### Instructions for the task
Work out how many lines of the records contain "Difference". Answer with the number and nothing else.

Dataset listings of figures
--- begin ---
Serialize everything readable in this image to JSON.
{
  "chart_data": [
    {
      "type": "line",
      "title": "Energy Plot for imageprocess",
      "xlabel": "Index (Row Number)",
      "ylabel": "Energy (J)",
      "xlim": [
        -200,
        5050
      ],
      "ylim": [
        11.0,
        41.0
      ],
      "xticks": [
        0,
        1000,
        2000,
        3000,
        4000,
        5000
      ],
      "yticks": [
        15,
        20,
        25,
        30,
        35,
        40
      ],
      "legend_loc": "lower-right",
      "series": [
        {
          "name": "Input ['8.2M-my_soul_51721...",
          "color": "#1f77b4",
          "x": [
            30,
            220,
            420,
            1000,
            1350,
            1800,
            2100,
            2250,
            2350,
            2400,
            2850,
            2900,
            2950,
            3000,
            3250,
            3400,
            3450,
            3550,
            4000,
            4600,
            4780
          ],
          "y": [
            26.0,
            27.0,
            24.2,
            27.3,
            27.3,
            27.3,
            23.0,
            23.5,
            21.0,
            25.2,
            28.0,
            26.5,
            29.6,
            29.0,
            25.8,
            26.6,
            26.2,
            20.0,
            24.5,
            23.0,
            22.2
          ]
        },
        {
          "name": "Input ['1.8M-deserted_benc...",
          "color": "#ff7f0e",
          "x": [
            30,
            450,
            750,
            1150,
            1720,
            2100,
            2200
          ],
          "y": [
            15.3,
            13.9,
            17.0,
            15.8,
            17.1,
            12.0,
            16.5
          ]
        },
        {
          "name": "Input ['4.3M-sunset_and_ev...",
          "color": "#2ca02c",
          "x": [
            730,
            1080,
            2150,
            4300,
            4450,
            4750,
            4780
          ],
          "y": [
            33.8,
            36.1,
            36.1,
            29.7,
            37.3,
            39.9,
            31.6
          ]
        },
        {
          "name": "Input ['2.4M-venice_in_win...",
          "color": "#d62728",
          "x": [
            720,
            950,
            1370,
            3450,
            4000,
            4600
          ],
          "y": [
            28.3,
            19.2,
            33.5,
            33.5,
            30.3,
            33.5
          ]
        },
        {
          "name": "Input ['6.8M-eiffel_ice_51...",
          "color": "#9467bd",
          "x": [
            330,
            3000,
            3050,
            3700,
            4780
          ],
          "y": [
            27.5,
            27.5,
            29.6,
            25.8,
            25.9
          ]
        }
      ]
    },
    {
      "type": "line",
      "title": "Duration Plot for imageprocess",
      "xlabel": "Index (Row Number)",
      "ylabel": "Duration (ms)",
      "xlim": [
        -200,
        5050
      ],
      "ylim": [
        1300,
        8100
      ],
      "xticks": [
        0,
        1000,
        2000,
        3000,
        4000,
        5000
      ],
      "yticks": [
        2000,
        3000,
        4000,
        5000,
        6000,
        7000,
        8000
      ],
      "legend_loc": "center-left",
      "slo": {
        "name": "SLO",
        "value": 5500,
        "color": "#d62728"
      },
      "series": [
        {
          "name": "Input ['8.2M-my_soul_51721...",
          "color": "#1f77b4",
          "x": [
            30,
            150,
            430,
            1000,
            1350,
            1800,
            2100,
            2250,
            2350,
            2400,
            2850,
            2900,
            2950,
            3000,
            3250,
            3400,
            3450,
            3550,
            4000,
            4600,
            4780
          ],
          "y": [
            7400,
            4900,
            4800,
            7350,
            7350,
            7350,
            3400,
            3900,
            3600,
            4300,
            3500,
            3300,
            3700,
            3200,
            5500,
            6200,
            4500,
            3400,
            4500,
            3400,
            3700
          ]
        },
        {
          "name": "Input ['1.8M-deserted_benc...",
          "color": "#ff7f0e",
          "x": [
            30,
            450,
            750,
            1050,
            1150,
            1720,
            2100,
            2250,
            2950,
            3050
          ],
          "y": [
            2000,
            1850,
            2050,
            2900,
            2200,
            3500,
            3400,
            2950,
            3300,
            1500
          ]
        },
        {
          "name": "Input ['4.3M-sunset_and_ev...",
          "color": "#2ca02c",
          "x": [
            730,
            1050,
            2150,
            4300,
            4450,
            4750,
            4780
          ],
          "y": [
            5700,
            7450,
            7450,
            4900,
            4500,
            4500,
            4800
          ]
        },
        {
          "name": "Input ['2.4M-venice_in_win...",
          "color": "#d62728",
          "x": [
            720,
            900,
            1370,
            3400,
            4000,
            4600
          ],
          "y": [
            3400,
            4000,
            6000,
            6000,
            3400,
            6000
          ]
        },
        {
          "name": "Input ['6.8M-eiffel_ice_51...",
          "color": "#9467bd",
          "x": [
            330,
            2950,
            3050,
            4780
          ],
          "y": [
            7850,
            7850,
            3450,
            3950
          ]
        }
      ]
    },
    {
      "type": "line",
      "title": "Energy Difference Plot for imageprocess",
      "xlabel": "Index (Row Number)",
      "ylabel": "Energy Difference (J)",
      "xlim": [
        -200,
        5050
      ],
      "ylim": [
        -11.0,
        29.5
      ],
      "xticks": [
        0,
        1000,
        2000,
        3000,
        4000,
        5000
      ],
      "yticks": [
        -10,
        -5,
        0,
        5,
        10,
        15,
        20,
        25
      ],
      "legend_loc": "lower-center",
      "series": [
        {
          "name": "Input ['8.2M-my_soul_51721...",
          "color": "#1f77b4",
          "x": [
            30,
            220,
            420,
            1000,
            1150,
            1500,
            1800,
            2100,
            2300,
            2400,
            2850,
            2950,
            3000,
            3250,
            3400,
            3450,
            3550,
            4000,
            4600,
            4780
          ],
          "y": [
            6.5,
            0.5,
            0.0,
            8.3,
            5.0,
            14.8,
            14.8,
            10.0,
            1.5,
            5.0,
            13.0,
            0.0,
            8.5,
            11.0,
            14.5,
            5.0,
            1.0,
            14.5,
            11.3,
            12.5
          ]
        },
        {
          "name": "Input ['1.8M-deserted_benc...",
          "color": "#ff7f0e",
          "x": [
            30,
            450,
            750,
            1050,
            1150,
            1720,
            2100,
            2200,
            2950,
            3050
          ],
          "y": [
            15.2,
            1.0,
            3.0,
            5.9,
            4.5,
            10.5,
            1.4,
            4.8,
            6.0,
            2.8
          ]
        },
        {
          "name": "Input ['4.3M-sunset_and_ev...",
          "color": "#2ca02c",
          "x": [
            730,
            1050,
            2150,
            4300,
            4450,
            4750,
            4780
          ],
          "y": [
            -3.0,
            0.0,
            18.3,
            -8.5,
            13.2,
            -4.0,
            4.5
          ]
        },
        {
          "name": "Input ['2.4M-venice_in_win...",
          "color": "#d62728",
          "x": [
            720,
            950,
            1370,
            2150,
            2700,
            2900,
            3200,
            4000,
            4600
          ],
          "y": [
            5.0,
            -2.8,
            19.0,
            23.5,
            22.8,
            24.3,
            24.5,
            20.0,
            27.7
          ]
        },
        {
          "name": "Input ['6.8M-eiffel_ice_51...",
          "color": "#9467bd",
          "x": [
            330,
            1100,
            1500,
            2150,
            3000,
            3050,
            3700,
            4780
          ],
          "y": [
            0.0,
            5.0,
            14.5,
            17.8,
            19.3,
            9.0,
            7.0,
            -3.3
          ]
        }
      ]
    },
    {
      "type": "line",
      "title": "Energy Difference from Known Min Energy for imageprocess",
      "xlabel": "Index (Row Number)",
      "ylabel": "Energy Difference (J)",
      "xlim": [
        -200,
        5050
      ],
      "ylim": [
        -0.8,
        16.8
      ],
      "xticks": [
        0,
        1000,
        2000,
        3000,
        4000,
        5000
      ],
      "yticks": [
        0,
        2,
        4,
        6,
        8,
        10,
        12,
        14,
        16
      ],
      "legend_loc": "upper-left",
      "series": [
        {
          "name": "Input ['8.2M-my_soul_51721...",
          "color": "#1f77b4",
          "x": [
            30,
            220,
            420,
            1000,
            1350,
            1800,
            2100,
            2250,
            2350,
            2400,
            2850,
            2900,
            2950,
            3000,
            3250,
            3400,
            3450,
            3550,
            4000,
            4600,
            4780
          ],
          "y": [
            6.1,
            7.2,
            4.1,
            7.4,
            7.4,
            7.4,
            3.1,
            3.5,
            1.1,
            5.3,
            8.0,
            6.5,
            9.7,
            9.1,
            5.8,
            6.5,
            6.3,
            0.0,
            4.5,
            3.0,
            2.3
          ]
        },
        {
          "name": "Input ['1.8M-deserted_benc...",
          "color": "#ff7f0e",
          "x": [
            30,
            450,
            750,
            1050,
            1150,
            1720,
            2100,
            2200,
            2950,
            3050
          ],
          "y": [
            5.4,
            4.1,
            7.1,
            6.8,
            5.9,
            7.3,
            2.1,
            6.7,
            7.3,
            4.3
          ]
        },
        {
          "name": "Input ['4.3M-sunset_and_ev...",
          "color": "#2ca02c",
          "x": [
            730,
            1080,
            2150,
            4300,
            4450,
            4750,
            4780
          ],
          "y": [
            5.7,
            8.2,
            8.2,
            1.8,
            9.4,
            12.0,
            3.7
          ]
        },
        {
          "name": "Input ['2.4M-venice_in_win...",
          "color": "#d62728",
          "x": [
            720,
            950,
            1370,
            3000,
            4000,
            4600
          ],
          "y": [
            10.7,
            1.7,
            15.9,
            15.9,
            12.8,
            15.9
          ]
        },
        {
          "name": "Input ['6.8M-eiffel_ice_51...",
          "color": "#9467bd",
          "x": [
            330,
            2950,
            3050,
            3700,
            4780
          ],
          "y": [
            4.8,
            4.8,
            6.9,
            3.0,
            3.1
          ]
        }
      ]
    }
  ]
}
--- end ---
### Final result
4